— START OF Supplied records —
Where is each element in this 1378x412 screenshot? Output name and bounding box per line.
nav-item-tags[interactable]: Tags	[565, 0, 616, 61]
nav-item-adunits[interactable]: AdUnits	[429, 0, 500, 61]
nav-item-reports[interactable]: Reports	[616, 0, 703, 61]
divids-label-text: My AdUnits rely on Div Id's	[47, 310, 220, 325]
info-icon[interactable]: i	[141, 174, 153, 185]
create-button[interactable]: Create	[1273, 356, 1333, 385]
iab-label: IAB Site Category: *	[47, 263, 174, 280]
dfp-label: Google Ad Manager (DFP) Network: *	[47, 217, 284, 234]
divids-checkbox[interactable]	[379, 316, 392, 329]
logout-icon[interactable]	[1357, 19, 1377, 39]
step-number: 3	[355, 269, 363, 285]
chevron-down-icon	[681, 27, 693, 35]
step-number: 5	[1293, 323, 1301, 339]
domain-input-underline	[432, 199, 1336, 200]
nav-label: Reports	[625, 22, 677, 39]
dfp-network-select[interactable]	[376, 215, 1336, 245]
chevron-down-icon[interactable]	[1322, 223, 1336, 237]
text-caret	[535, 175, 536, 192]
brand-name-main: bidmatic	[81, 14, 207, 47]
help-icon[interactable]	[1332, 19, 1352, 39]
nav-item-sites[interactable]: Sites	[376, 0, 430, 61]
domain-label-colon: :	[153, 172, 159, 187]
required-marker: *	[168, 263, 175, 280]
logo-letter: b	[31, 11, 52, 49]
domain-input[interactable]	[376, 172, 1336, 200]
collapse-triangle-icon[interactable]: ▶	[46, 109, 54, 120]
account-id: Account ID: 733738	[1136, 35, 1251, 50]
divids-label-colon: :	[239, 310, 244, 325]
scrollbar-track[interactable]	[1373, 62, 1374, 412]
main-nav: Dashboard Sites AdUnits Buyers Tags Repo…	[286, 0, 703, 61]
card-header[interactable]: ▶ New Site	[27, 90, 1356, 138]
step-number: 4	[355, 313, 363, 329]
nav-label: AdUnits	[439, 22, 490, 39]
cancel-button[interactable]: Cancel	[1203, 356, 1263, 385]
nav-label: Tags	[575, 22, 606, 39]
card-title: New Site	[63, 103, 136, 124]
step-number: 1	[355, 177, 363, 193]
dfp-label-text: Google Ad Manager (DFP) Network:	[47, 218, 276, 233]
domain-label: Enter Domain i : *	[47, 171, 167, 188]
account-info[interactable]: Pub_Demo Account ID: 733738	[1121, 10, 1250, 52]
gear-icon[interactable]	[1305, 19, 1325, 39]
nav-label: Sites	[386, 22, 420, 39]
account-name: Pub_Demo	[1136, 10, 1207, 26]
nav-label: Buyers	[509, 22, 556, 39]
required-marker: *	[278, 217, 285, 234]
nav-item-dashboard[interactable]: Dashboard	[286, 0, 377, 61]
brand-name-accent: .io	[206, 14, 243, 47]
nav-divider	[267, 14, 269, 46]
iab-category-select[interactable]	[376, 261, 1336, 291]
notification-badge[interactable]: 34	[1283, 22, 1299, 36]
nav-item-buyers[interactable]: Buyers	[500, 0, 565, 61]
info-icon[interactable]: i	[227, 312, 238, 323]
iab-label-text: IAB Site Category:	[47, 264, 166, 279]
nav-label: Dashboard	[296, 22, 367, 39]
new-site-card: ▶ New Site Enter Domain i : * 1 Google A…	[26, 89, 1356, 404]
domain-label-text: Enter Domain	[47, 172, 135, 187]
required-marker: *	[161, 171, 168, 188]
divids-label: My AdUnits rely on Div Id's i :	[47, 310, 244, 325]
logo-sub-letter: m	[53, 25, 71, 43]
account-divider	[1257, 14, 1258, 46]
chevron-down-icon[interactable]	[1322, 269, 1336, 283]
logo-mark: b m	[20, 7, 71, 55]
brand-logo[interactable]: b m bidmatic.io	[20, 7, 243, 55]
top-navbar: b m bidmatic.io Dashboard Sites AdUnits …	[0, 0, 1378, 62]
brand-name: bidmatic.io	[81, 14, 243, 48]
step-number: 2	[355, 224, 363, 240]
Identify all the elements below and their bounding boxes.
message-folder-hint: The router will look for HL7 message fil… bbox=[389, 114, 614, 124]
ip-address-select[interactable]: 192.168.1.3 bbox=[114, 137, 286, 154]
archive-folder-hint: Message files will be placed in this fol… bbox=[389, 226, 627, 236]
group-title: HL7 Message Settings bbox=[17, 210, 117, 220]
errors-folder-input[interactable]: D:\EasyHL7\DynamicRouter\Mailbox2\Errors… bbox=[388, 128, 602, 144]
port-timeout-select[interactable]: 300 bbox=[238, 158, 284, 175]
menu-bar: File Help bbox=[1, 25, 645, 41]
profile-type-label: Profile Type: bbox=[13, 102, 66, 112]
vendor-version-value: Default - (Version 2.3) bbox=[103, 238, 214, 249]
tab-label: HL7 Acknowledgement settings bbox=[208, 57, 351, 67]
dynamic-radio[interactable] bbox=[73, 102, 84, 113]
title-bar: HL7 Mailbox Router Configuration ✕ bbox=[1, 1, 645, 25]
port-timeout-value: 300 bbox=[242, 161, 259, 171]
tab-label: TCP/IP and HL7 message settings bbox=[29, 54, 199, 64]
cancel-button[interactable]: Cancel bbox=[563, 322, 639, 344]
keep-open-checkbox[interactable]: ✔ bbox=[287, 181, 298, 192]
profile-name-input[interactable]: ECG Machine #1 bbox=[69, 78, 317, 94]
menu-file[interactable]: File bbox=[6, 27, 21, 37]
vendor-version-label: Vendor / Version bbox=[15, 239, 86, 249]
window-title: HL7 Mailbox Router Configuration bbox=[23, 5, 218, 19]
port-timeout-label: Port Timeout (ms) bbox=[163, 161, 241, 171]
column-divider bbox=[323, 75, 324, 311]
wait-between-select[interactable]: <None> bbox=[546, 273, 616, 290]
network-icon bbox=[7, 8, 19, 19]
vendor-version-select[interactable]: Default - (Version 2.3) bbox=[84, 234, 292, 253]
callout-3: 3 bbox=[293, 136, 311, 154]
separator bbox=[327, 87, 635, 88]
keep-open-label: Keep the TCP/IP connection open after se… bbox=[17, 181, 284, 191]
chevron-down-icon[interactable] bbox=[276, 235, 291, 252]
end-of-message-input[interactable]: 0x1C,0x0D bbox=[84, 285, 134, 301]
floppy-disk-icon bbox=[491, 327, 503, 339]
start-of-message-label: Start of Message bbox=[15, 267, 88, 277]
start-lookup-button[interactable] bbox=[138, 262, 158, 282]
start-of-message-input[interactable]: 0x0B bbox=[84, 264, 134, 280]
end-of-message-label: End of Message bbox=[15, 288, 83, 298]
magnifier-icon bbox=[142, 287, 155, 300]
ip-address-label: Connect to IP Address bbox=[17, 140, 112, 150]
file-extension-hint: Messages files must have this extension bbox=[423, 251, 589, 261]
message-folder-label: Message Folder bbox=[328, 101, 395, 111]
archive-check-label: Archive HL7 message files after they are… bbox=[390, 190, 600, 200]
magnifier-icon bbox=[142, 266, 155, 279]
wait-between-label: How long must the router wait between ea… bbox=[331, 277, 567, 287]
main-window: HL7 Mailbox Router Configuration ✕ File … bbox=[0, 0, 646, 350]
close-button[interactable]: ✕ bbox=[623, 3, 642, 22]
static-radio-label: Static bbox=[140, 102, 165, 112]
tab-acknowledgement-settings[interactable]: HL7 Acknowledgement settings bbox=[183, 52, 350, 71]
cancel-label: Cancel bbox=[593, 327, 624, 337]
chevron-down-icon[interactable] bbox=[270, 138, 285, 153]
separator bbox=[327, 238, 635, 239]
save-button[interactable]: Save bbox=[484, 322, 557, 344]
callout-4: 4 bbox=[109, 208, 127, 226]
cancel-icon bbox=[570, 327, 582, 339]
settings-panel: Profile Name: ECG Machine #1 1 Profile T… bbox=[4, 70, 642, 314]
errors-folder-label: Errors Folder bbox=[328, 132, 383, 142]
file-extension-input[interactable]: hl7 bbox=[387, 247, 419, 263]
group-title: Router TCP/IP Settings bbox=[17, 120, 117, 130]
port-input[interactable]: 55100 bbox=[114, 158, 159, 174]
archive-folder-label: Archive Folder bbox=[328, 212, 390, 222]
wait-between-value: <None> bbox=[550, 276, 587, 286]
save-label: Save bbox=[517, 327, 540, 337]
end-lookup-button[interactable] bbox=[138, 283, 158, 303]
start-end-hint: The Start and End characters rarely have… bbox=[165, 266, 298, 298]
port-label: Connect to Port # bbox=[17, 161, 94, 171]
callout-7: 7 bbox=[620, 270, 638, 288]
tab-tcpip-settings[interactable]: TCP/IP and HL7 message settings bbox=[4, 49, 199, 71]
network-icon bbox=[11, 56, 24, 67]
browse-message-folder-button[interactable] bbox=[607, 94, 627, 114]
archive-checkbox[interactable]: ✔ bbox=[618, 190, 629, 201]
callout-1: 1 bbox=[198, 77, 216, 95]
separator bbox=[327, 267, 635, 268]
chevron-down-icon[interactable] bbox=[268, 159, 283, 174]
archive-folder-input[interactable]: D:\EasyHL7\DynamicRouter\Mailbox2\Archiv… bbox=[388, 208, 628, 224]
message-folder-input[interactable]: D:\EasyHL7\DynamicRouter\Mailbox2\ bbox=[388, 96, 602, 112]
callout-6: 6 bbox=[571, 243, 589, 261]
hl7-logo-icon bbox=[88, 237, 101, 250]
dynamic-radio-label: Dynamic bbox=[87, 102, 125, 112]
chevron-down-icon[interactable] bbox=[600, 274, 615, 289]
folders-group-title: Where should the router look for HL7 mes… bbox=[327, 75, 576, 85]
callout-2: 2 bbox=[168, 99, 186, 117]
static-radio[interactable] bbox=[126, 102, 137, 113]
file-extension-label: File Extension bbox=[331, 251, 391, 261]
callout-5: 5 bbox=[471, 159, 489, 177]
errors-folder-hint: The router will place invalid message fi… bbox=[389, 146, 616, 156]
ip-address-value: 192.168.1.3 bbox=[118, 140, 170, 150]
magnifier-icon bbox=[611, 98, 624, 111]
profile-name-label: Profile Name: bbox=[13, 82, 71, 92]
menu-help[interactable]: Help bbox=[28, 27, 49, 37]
— END OF Supplied records —
§ **Exercise instructions**: Update the rows from the first line up to and including the line with "dfp-label: Google Ad", changing "Site Category" to "Site Topic" and keeping everything else the same.

§ **Expected answer**:
Where is each element in this 1378x412 screenshot? Output name and bounding box per line.
nav-item-tags[interactable]: Tags	[565, 0, 616, 61]
nav-item-adunits[interactable]: AdUnits	[429, 0, 500, 61]
nav-item-reports[interactable]: Reports	[616, 0, 703, 61]
divids-label-text: My AdUnits rely on Div Id's	[47, 310, 220, 325]
info-icon[interactable]: i	[141, 174, 153, 185]
create-button[interactable]: Create	[1273, 356, 1333, 385]
iab-label: IAB Site Topic: *	[47, 263, 174, 280]
dfp-label: Google Ad Manager (DFP) Network: *	[47, 217, 284, 234]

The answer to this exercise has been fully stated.